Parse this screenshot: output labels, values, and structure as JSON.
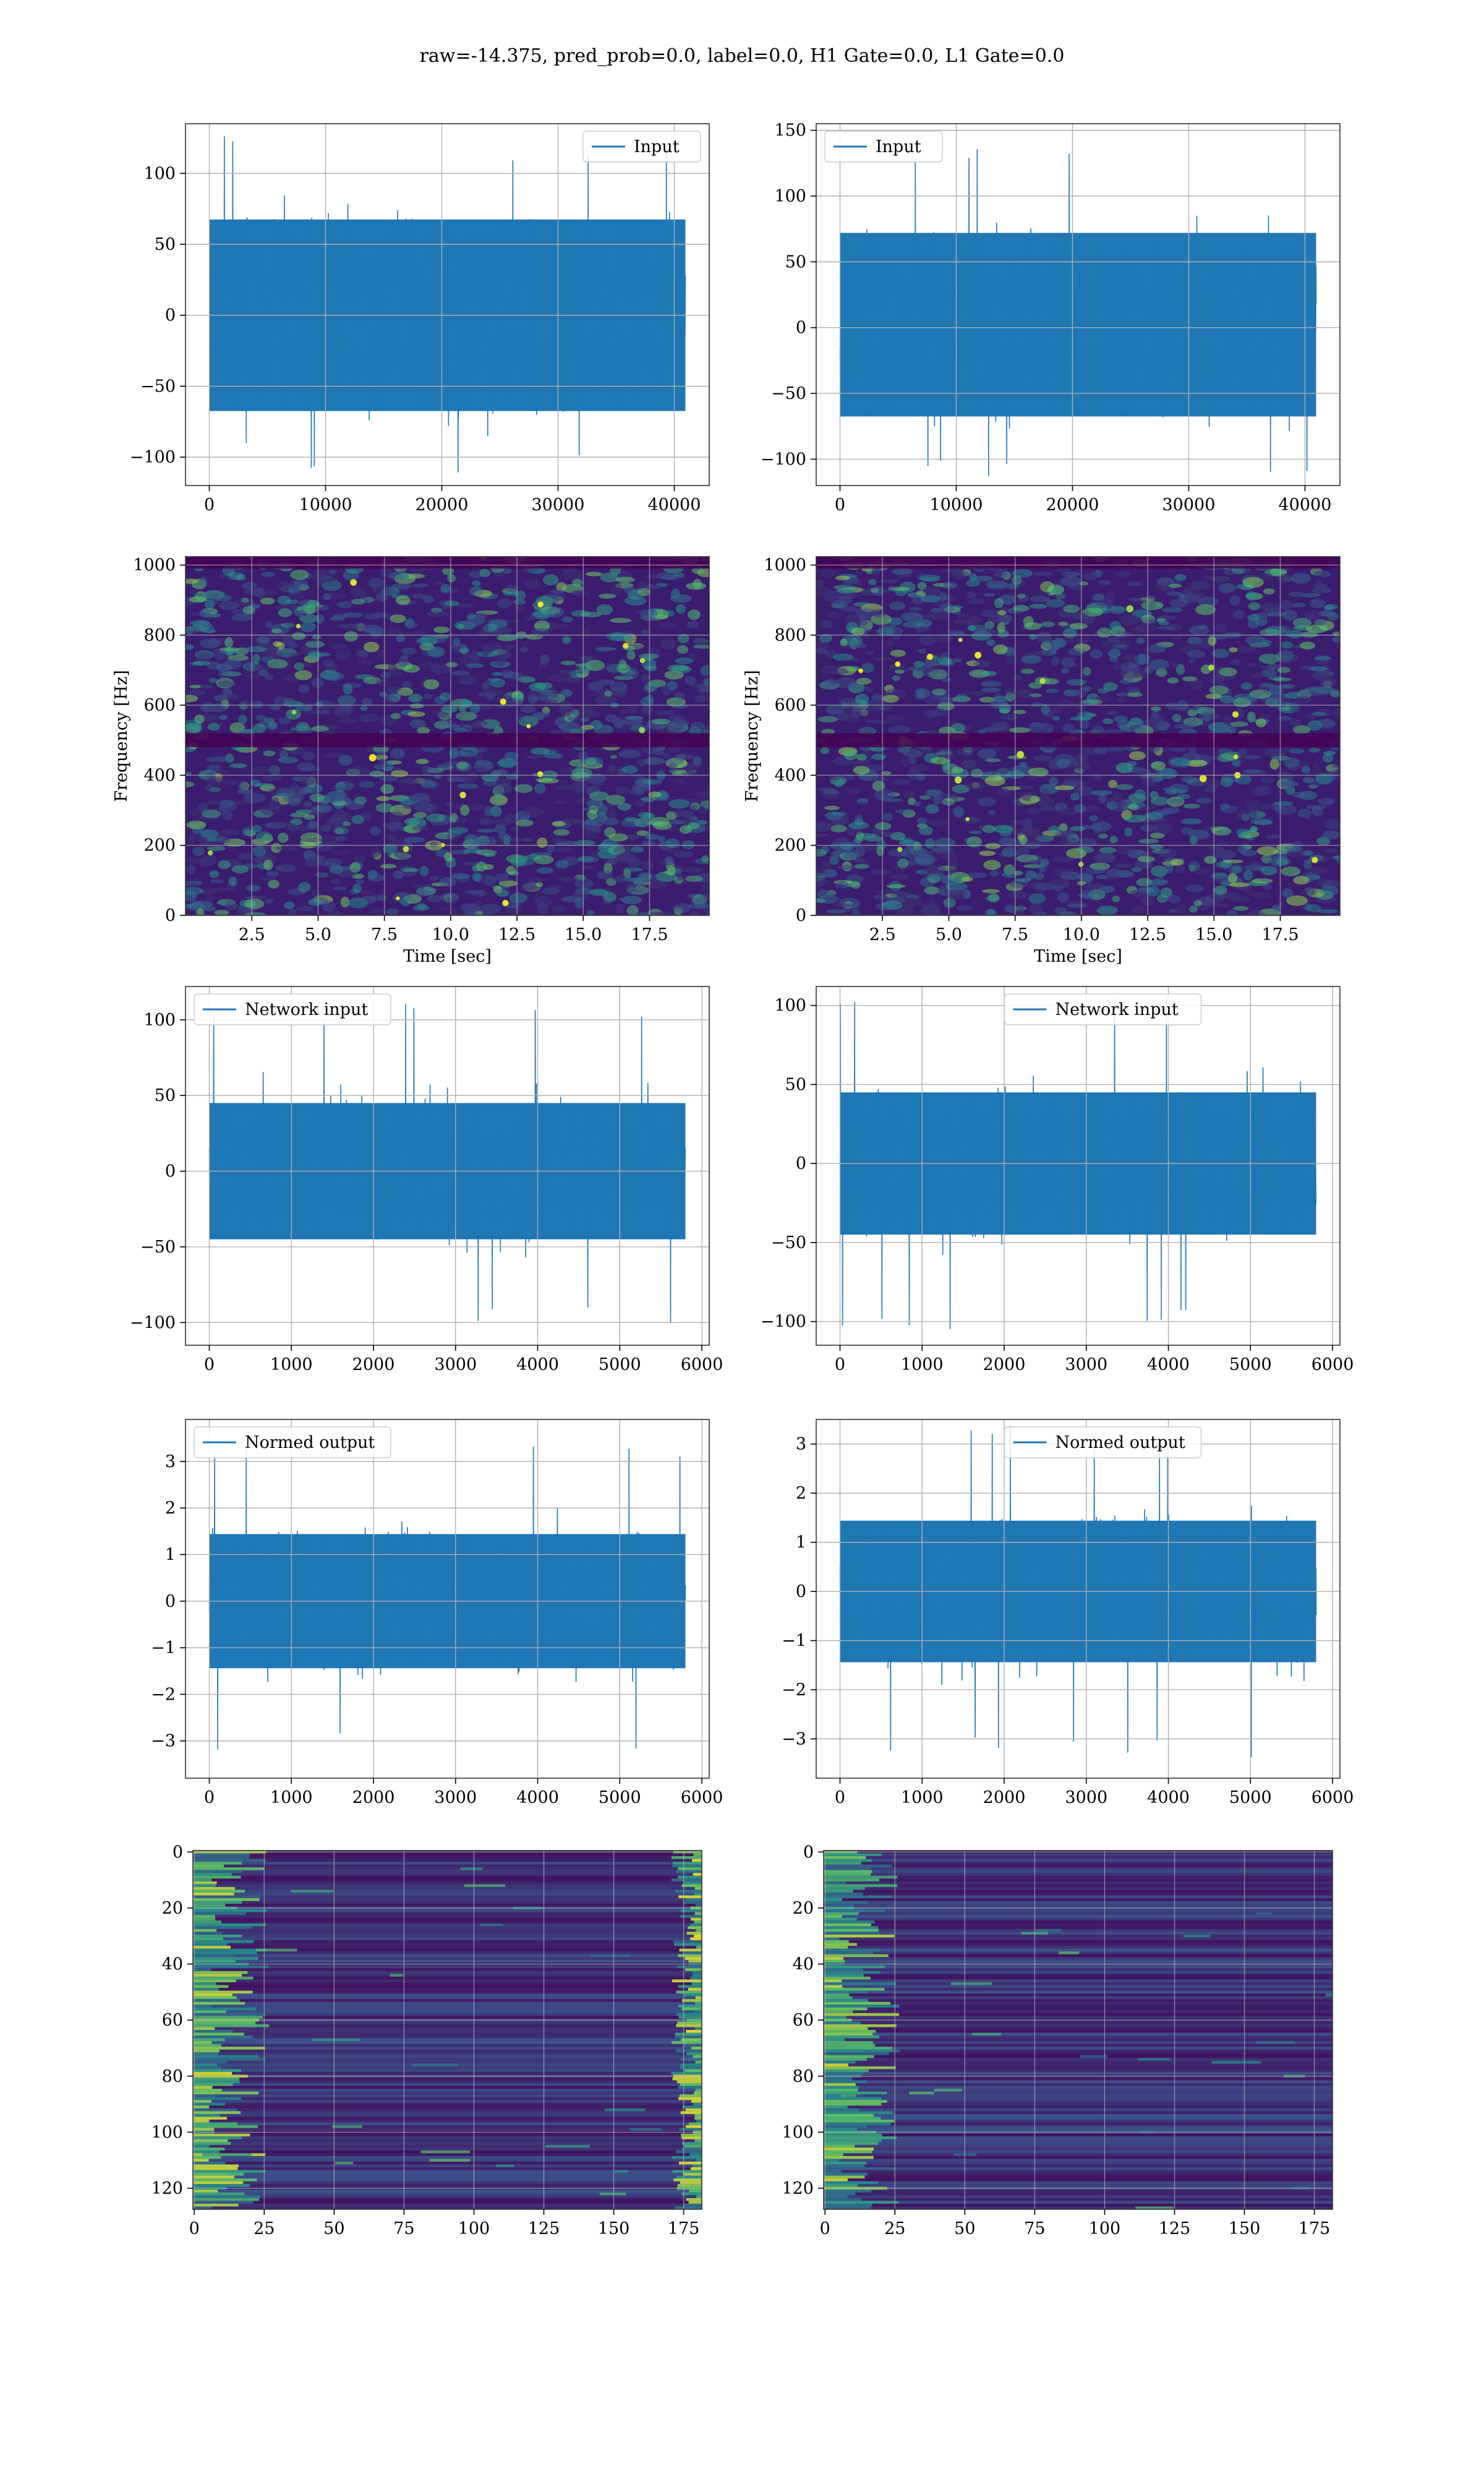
{
  "suptitle": "raw=-14.375, pred_prob=0.0, label=0.0, H1 Gate=0.0, L1 Gate=0.0",
  "colors": {
    "line": "#1f77b4",
    "grid": "#b0b0b0",
    "viridis_dark": "#440154",
    "viridis_bg": "#3b1c6e",
    "viridis_mid": "#21918c",
    "viridis_bright": "#fde725"
  },
  "chart_data": [
    {
      "id": "row1-left",
      "type": "line",
      "legend": "Input",
      "legend_loc": "upper right",
      "series": [
        {
          "name": "Input",
          "kind": "noise",
          "n_points": 40960,
          "x_range": [
            0,
            40960
          ],
          "typical_envelope": [
            -75,
            75
          ],
          "extremes": [
            -115,
            127
          ]
        }
      ],
      "xlim": [
        -2048,
        43008
      ],
      "ylim": [
        -120,
        135
      ],
      "xticks": [
        0,
        10000,
        20000,
        30000,
        40000
      ],
      "xtick_labels": [
        "0",
        "10000",
        "20000",
        "30000",
        "40000"
      ],
      "yticks": [
        -100,
        -50,
        0,
        50,
        100
      ],
      "ytick_labels": [
        "−100",
        "−50",
        "0",
        "50",
        "100"
      ],
      "xlabel": "",
      "ylabel": "",
      "grid": true
    },
    {
      "id": "row1-right",
      "type": "line",
      "legend": "Input",
      "legend_loc": "upper left",
      "series": [
        {
          "name": "Input",
          "kind": "noise",
          "n_points": 40960,
          "x_range": [
            0,
            40960
          ],
          "typical_envelope": [
            -75,
            80
          ],
          "extremes": [
            -115,
            143
          ]
        }
      ],
      "xlim": [
        -2048,
        43008
      ],
      "ylim": [
        -120,
        155
      ],
      "xticks": [
        0,
        10000,
        20000,
        30000,
        40000
      ],
      "xtick_labels": [
        "0",
        "10000",
        "20000",
        "30000",
        "40000"
      ],
      "yticks": [
        -100,
        -50,
        0,
        50,
        100,
        150
      ],
      "ytick_labels": [
        "−100",
        "−50",
        "0",
        "50",
        "100",
        "150"
      ],
      "xlabel": "",
      "ylabel": "",
      "grid": true
    },
    {
      "id": "row2-left",
      "type": "heatmap",
      "colormap": "viridis",
      "description_values": {
        "x_extent": [
          0,
          19.75
        ],
        "y_extent": [
          0,
          1024
        ],
        "dark_band_hz": [
          480,
          520
        ]
      },
      "xlim": [
        0,
        19.75
      ],
      "ylim": [
        0,
        1024
      ],
      "xticks": [
        2.5,
        5.0,
        7.5,
        10.0,
        12.5,
        15.0,
        17.5
      ],
      "xtick_labels": [
        "2.5",
        "5.0",
        "7.5",
        "10.0",
        "12.5",
        "15.0",
        "17.5"
      ],
      "yticks": [
        0,
        200,
        400,
        600,
        800,
        1000
      ],
      "ytick_labels": [
        "0",
        "200",
        "400",
        "600",
        "800",
        "1000"
      ],
      "xlabel": "Time [sec]",
      "ylabel": "Frequency [Hz]",
      "grid": true
    },
    {
      "id": "row2-right",
      "type": "heatmap",
      "colormap": "viridis",
      "description_values": {
        "x_extent": [
          0,
          19.75
        ],
        "y_extent": [
          0,
          1024
        ],
        "dark_band_hz": [
          480,
          520
        ]
      },
      "xlim": [
        0,
        19.75
      ],
      "ylim": [
        0,
        1024
      ],
      "xticks": [
        2.5,
        5.0,
        7.5,
        10.0,
        12.5,
        15.0,
        17.5
      ],
      "xtick_labels": [
        "2.5",
        "5.0",
        "7.5",
        "10.0",
        "12.5",
        "15.0",
        "17.5"
      ],
      "yticks": [
        0,
        200,
        400,
        600,
        800,
        1000
      ],
      "ytick_labels": [
        "0",
        "200",
        "400",
        "600",
        "800",
        "1000"
      ],
      "xlabel": "Time [sec]",
      "ylabel": "Frequency [Hz]",
      "grid": true
    },
    {
      "id": "row3-left",
      "type": "line",
      "legend": "Network input",
      "legend_loc": "upper left",
      "series": [
        {
          "name": "Network input",
          "kind": "noise",
          "n_points": 5800,
          "x_range": [
            0,
            5800
          ],
          "typical_envelope": [
            -50,
            50
          ],
          "extremes": [
            -103,
            111
          ]
        }
      ],
      "xlim": [
        -290,
        6090
      ],
      "ylim": [
        -115,
        122
      ],
      "xticks": [
        0,
        1000,
        2000,
        3000,
        4000,
        5000,
        6000
      ],
      "xtick_labels": [
        "0",
        "1000",
        "2000",
        "3000",
        "4000",
        "5000",
        "6000"
      ],
      "yticks": [
        -100,
        -50,
        0,
        50,
        100
      ],
      "ytick_labels": [
        "−100",
        "−50",
        "0",
        "50",
        "100"
      ],
      "xlabel": "",
      "ylabel": "",
      "grid": true
    },
    {
      "id": "row3-right",
      "type": "line",
      "legend": "Network input",
      "legend_loc": "upper center",
      "series": [
        {
          "name": "Network input",
          "kind": "noise",
          "n_points": 5800,
          "x_range": [
            0,
            5800
          ],
          "typical_envelope": [
            -50,
            50
          ],
          "extremes": [
            -107,
            106
          ]
        }
      ],
      "xlim": [
        -290,
        6090
      ],
      "ylim": [
        -115,
        112
      ],
      "xticks": [
        0,
        1000,
        2000,
        3000,
        4000,
        5000,
        6000
      ],
      "xtick_labels": [
        "0",
        "1000",
        "2000",
        "3000",
        "4000",
        "5000",
        "6000"
      ],
      "yticks": [
        -100,
        -50,
        0,
        50,
        100
      ],
      "ytick_labels": [
        "−100",
        "−50",
        "0",
        "50",
        "100"
      ],
      "xlabel": "",
      "ylabel": "",
      "grid": true
    },
    {
      "id": "row4-left",
      "type": "line",
      "legend": "Normed output",
      "legend_loc": "upper left",
      "series": [
        {
          "name": "Normed output",
          "kind": "noise",
          "n_points": 5800,
          "x_range": [
            0,
            5800
          ],
          "typical_envelope": [
            -1.6,
            1.6
          ],
          "extremes": [
            -3.3,
            3.6
          ]
        }
      ],
      "xlim": [
        -290,
        6090
      ],
      "ylim": [
        -3.8,
        3.9
      ],
      "xticks": [
        0,
        1000,
        2000,
        3000,
        4000,
        5000,
        6000
      ],
      "xtick_labels": [
        "0",
        "1000",
        "2000",
        "3000",
        "4000",
        "5000",
        "6000"
      ],
      "yticks": [
        -3,
        -2,
        -1,
        0,
        1,
        2,
        3
      ],
      "ytick_labels": [
        "−3",
        "−2",
        "−1",
        "0",
        "1",
        "2",
        "3"
      ],
      "xlabel": "",
      "ylabel": "",
      "grid": true
    },
    {
      "id": "row4-right",
      "type": "line",
      "legend": "Normed output",
      "legend_loc": "upper center",
      "series": [
        {
          "name": "Normed output",
          "kind": "noise",
          "n_points": 5800,
          "x_range": [
            0,
            5800
          ],
          "typical_envelope": [
            -1.6,
            1.6
          ],
          "extremes": [
            -3.4,
            3.4
          ]
        }
      ],
      "xlim": [
        -290,
        6090
      ],
      "ylim": [
        -3.8,
        3.5
      ],
      "xticks": [
        0,
        1000,
        2000,
        3000,
        4000,
        5000,
        6000
      ],
      "xtick_labels": [
        "0",
        "1000",
        "2000",
        "3000",
        "4000",
        "5000",
        "6000"
      ],
      "yticks": [
        -3,
        -2,
        -1,
        0,
        1,
        2,
        3
      ],
      "ytick_labels": [
        "−3",
        "−2",
        "−1",
        "0",
        "1",
        "2",
        "3"
      ],
      "xlabel": "",
      "ylabel": "",
      "grid": true
    },
    {
      "id": "row5-left",
      "type": "heatmap",
      "colormap": "viridis",
      "description_values": {
        "cols": 181,
        "rows": 128,
        "bright_edges": [
          "left",
          "right"
        ]
      },
      "xlim": [
        -0.5,
        181.5
      ],
      "ylim": [
        127.5,
        -0.5
      ],
      "xticks": [
        0,
        25,
        50,
        75,
        100,
        125,
        150,
        175
      ],
      "xtick_labels": [
        "0",
        "25",
        "50",
        "75",
        "100",
        "125",
        "150",
        "175"
      ],
      "yticks": [
        0,
        20,
        40,
        60,
        80,
        100,
        120
      ],
      "ytick_labels": [
        "0",
        "20",
        "40",
        "60",
        "80",
        "100",
        "120"
      ],
      "xlabel": "",
      "ylabel": "",
      "grid": true
    },
    {
      "id": "row5-right",
      "type": "heatmap",
      "colormap": "viridis",
      "description_values": {
        "cols": 181,
        "rows": 128,
        "bright_edges": [
          "left"
        ]
      },
      "xlim": [
        -0.5,
        181.5
      ],
      "ylim": [
        127.5,
        -0.5
      ],
      "xticks": [
        0,
        25,
        50,
        75,
        100,
        125,
        150,
        175
      ],
      "xtick_labels": [
        "0",
        "25",
        "50",
        "75",
        "100",
        "125",
        "150",
        "175"
      ],
      "yticks": [
        0,
        20,
        40,
        60,
        80,
        100,
        120
      ],
      "ytick_labels": [
        "0",
        "20",
        "40",
        "60",
        "80",
        "100",
        "120"
      ],
      "xlabel": "",
      "ylabel": "",
      "grid": true
    }
  ]
}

§ **Work required**
Show the lines of the data that hold the word "left".

§ **Complete output**
      "id": "row1-left",
      "legend_loc": "upper left",
      "id": "row2-left",
      "id": "row3-left",
      "legend_loc": "upper left",
      "id": "row4-left",
      "legend_loc": "upper left",
      "id": "row5-left",
          "left",
          "left"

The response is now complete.